(Dataset entries)
*-*-*
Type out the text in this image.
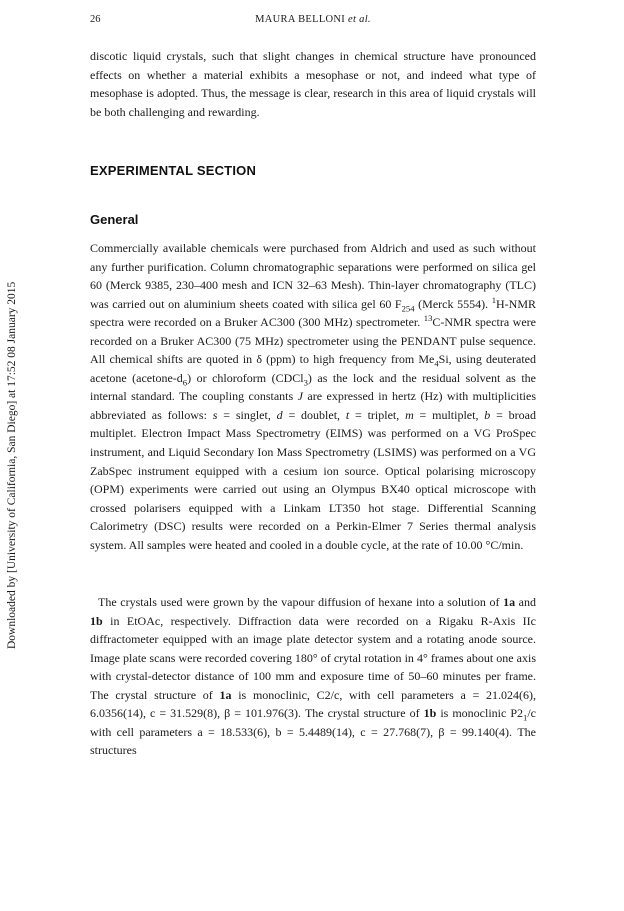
26	MAURA BELLONI et al.
Downloaded by [University of California, San Diego] at 17:52 08 January 2015

discotic liquid crystals, such that slight changes in chemical structure have pronounced effects on whether a material exhibits a mesophase or not, and indeed what type of mesophase is adopted. Thus, the message is clear, research in this area of liquid crystals will be both challenging and rewarding.

EXPERIMENTAL SECTION
General

Commercially available chemicals were purchased from Aldrich and used as such without any further purification. Column chromatographic separations were performed on silica gel 60 (Merck 9385, 230–400 mesh and ICN 32–63 Mesh). Thin-layer chromatography (TLC) was carried out on aluminium sheets coated with silica gel 60 $F_{254}$ (Merck 5554). $^1$H-NMR spectra were recorded on a Bruker AC300 (300 MHz) spectrometer. $^{13}$C-NMR spectra were recorded on a Bruker AC300 (75 MHz) spectrometer using the PENDANT pulse sequence. All chemical shifts are quoted in δ (ppm) to high frequency from $Me_4Si$, using deuterated acetone $(acetone-d_6)$ or chloroform (CDCl$_3$) as the lock and the residual solvent as the internal standard. The coupling constants J are expressed in hertz (Hz) with multiplicities abbreviated as follows: s = singlet, d = doublet, t = triplet, m = multiplet, b = broad multiplet. Electron Impact Mass Spectrometry (EIMS) was performed on a VG ProSpec instrument, and Liquid Secondary Ion Mass Spectrometry (LSIMS) was performed on a VG ZabSpec instrument equipped with a cesium ion source. Optical polarising microscopy (OPM) experiments were carried out using an Olympus BX40 optical microscope with crossed polarisers equipped with a Linkam LT350 hot stage. Differential Scanning Calorimetry (DSC) results were recorded on a Perkin-Elmer 7 Series thermal analysis system. All samples were heated and cooled in a double cycle, at the rate of 10.00 °C/min.

The crystals used were grown by the vapour diffusion of hexane into a solution of 1a and 1b in EtOAc, respectively. Diffraction data were recorded on a Rigaku R-Axis IIc diffractometer equipped with an image plate detector system and a rotating anode source. Image plate scans were recorded covering 180° of crytal rotation in 4° frames about one axis with crystal-detector distance of 100 mm and exposure time of 50–60 minutes per frame. The crystal structure of 1a is monoclinic, C2/c, with cell parameters a = 21.024(6), 6.0356(14), c = 31.529(8), β = 101.976(3). The crystal structure of 1b is monoclinic $P2_1/c$ with cell parameters a = 18.533(6), b = 5.4489(14), c = 27.768(7), β = 99.140(4). The structures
*-*-*
Pull every line containing "this" out of the records.

> _Answer to the exercise_:
Type out the text in this image.
discotic liquid crystals, such that slight changes in chemical structure have pronounced effects on whether a material exhibits a mesophase or not, and indeed what type of mesophase is adopted. Thus, the message is clear, research in this area of liquid crystals will be both challenging and rewarding.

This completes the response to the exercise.